───── AVAILABLE DATA
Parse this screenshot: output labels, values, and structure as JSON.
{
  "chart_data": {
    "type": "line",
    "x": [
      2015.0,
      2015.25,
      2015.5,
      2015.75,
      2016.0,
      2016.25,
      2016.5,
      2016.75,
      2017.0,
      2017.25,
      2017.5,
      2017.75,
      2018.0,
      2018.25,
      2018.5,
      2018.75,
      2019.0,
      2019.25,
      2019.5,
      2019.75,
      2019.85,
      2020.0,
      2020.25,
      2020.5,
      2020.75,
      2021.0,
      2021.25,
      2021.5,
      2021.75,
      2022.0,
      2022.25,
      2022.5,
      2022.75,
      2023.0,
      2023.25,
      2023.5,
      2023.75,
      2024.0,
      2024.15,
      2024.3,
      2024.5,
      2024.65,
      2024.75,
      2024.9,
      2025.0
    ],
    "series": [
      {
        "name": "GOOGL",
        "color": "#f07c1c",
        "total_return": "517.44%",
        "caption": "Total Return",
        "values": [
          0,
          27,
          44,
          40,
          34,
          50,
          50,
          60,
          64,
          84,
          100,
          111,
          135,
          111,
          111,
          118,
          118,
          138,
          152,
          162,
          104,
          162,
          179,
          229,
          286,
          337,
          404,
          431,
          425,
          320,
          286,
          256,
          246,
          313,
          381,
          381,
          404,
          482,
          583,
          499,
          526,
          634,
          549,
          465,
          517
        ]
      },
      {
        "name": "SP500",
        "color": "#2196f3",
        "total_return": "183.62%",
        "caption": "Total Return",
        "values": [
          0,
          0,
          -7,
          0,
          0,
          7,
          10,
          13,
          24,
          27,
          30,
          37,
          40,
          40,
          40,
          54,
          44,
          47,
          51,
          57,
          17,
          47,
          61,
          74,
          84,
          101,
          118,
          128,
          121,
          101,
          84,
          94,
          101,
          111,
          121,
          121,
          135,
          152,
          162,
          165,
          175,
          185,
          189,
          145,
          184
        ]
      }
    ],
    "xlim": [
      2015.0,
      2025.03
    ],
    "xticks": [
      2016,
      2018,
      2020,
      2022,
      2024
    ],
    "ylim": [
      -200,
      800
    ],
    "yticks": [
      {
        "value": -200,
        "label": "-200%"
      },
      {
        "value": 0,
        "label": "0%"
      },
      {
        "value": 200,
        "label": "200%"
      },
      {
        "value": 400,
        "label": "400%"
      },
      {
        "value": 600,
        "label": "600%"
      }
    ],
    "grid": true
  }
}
──────────
Return all of the entries exactly as written.

__RESPONSE TO THE EXERCISE__:
Parse this screenshot: output labels, values, and structure as JSON.
{
  "chart_data": {
    "type": "line",
    "x": [
      2015.0,
      2015.25,
      2015.5,
      2015.75,
      2016.0,
      2016.25,
      2016.5,
      2016.75,
      2017.0,
      2017.25,
      2017.5,
      2017.75,
      2018.0,
      2018.25,
      2018.5,
      2018.75,
      2019.0,
      2019.25,
      2019.5,
      2019.75,
      2019.85,
      2020.0,
      2020.25,
      2020.5,
      2020.75,
      2021.0,
      2021.25,
      2021.5,
      2021.75,
      2022.0,
      2022.25,
      2022.5,
      2022.75,
      2023.0,
      2023.25,
      2023.5,
      2023.75,
      2024.0,
      2024.15,
      2024.3,
      2024.5,
      2024.65,
      2024.75,
      2024.9,
      2025.0
    ],
    "series": [
      {
        "name": "GOOGL",
        "color": "#f07c1c",
        "total_return": "517.44%",
        "caption": "Total Return",
        "values": [
          0,
          27,
          44,
          40,
          34,
          50,
          50,
          60,
          64,
          84,
          100,
          111,
          135,
          111,
          111,
          118,
          118,
          138,
          152,
          162,
          104,
          162,
          179,
          229,
          286,
          337,
          404,
          431,
          425,
          320,
          286,
          256,
          246,
          313,
          381,
          381,
          404,
          482,
          583,
          499,
          526,
          634,
          549,
          465,
          517
        ]
      },
      {
        "name": "SP500",
        "color": "#2196f3",
        "total_return": "183.62%",
        "caption": "Total Return",
        "values": [
          0,
          0,
          -7,
          0,
          0,
          7,
          10,
          13,
          24,
          27,
          30,
          37,
          40,
          40,
          40,
          54,
          44,
          47,
          51,
          57,
          17,
          47,
          61,
          74,
          84,
          101,
          118,
          128,
          121,
          101,
          84,
          94,
          101,
          111,
          121,
          121,
          135,
          152,
          162,
          165,
          175,
          185,
          189,
          145,
          184
        ]
      }
    ],
    "xlim": [
      2015.0,
      2025.03
    ],
    "xticks": [
      2016,
      2018,
      2020,
      2022,
      2024
    ],
    "ylim": [
      -200,
      800
    ],
    "yticks": [
      {
        "value": -200,
        "label": "-200%"
      },
      {
        "value": 0,
        "label": "0%"
      },
      {
        "value": 200,
        "label": "200%"
      },
      {
        "value": 400,
        "label": "400%"
      },
      {
        "value": 600,
        "label": "600%"
      }
    ],
    "grid": true
  }
}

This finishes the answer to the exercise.